━━━━━ Data shown

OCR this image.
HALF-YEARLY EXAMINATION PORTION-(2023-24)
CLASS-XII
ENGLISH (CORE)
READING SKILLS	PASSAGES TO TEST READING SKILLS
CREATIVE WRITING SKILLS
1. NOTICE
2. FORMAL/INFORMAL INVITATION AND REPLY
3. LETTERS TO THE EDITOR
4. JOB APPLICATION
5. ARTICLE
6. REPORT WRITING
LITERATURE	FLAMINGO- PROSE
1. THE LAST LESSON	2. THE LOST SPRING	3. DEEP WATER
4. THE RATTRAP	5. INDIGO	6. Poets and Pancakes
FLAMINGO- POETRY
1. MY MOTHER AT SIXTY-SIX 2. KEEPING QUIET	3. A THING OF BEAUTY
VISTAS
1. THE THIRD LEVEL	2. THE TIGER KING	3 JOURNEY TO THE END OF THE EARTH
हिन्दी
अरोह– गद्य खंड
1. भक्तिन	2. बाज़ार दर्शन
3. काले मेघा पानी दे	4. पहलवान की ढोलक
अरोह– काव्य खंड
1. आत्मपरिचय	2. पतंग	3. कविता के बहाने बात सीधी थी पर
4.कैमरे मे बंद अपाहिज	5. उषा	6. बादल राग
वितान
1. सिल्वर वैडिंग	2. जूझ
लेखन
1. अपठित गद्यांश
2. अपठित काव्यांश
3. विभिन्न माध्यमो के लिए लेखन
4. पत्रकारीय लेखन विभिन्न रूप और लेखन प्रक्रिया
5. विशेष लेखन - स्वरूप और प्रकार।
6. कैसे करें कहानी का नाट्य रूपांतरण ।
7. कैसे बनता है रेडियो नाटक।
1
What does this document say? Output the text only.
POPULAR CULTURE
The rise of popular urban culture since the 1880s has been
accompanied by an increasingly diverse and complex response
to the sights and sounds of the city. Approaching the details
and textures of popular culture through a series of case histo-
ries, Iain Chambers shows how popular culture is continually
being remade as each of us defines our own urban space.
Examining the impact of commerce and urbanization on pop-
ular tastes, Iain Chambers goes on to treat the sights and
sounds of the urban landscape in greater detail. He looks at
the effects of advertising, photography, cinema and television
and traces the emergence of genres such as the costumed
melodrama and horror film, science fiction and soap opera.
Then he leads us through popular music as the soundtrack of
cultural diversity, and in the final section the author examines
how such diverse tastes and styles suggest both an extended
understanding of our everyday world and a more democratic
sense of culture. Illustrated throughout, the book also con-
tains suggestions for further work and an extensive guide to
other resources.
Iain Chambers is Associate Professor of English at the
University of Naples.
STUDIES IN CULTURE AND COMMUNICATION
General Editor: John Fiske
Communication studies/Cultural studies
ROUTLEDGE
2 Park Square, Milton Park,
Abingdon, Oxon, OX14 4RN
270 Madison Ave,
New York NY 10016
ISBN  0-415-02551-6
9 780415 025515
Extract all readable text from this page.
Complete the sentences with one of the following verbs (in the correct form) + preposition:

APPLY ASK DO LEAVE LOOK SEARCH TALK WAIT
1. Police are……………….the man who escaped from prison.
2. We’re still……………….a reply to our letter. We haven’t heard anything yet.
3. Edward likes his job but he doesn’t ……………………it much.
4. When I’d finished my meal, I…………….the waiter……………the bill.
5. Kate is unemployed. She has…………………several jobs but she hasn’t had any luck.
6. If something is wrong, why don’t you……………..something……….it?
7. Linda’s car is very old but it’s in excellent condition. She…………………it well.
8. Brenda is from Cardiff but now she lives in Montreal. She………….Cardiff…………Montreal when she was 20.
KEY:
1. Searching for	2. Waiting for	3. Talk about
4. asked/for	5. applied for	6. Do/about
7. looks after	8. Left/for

━━━━━━━━━━

Write every record out again, unaltered.

OCR this image.
HALF-YEARLY EXAMINATION PORTION-(2023-24)
CLASS-XII
ENGLISH (CORE)
READING SKILLS	PASSAGES TO TEST READING SKILLS
CREATIVE WRITING SKILLS
1. NOTICE
2. FORMAL/INFORMAL INVITATION AND REPLY
3. LETTERS TO THE EDITOR
4. JOB APPLICATION
5. ARTICLE
6. REPORT WRITING
LITERATURE	FLAMINGO- PROSE
1. THE LAST LESSON	2. THE LOST SPRING	3. DEEP WATER
4. THE RATTRAP	5. INDIGO	6. Poets and Pancakes
FLAMINGO- POETRY
1. MY MOTHER AT SIXTY-SIX 2. KEEPING QUIET	3. A THING OF BEAUTY
VISTAS
1. THE THIRD LEVEL	2. THE TIGER KING	3 JOURNEY TO THE END OF THE EARTH
हिन्दी
अरोह– गद्य खंड
1. भक्तिन	2. बाज़ार दर्शन
3. काले मेघा पानी दे	4. पहलवान की ढोलक
अरोह– काव्य खंड
1. आत्मपरिचय	2. पतंग	3. कविता के बहाने बात सीधी थी पर
4.कैमरे मे बंद अपाहिज	5. उषा	6. बादल राग
वितान
1. सिल्वर वैडिंग	2. जूझ
लेखन
1. अपठित गद्यांश
2. अपठित काव्यांश
3. विभिन्न माध्यमो के लिए लेखन
4. पत्रकारीय लेखन विभिन्न रूप और लेखन प्रक्रिया
5. विशेष लेखन - स्वरूप और प्रकार।
6. कैसे करें कहानी का नाट्य रूपांतरण ।
7. कैसे बनता है रेडियो नाटक।
1
What does this document say? Output the text only.
POPULAR CULTURE
The rise of popular urban culture since the 1880s has been
accompanied by an increasingly diverse and complex response
to the sights and sounds of the city. Approaching the details
and textures of popular culture through a series of case histo-
ries, Iain Chambers shows how popular culture is continually
being remade as each of us defines our own urban space.
Examining the impact of commerce and urbanization on pop-
ular tastes, Iain Chambers goes on to treat the sights and
sounds of the urban landscape in greater detail. He looks at
the effects of advertising, photography, cinema and television
and traces the emergence of genres such as the costumed
melodrama and horror film, science fiction and soap opera.
Then he leads us through popular music as the soundtrack of
cultural diversity, and in the final section the author examines
how such diverse tastes and styles suggest both an extended
understanding of our everyday world and a more democratic
sense of culture. Illustrated throughout, the book also con-
tains suggestions for further work and an extensive guide to
other resources.
Iain Chambers is Associate Professor of English at the
University of Naples.
STUDIES IN CULTURE AND COMMUNICATION
General Editor: John Fiske
Communication studies/Cultural studies
ROUTLEDGE
2 Park Square, Milton Park,
Abingdon, Oxon, OX14 4RN
270 Madison Ave,
New York NY 10016
ISBN  0-415-02551-6
9 780415 025515
Extract all readable text from this page.
Complete the sentences with one of the following verbs (in the correct form) + preposition:

APPLY ASK DO LEAVE LOOK SEARCH TALK WAIT
1. Police are……………….the man who escaped from prison.
2. We’re still……………….a reply to our letter. We haven’t heard anything yet.
3. Edward likes his job but he doesn’t ……………………it much.
4. When I’d finished my meal, I…………….the waiter……………the bill.
5. Kate is unemployed. She has…………………several jobs but she hasn’t had any luck.
6. If something is wrong, why don’t you……………..something……….it?
7. Linda’s car is very old but it’s in excellent condition. She…………………it well.
8. Brenda is from Cardiff but now she lives in Montreal. She………….Cardiff…………Montreal when she was 20.
KEY:
1. Searching for	2. Waiting for	3. Talk about
4. asked/for	5. applied for	6. Do/about
7. looks after	8. Left/for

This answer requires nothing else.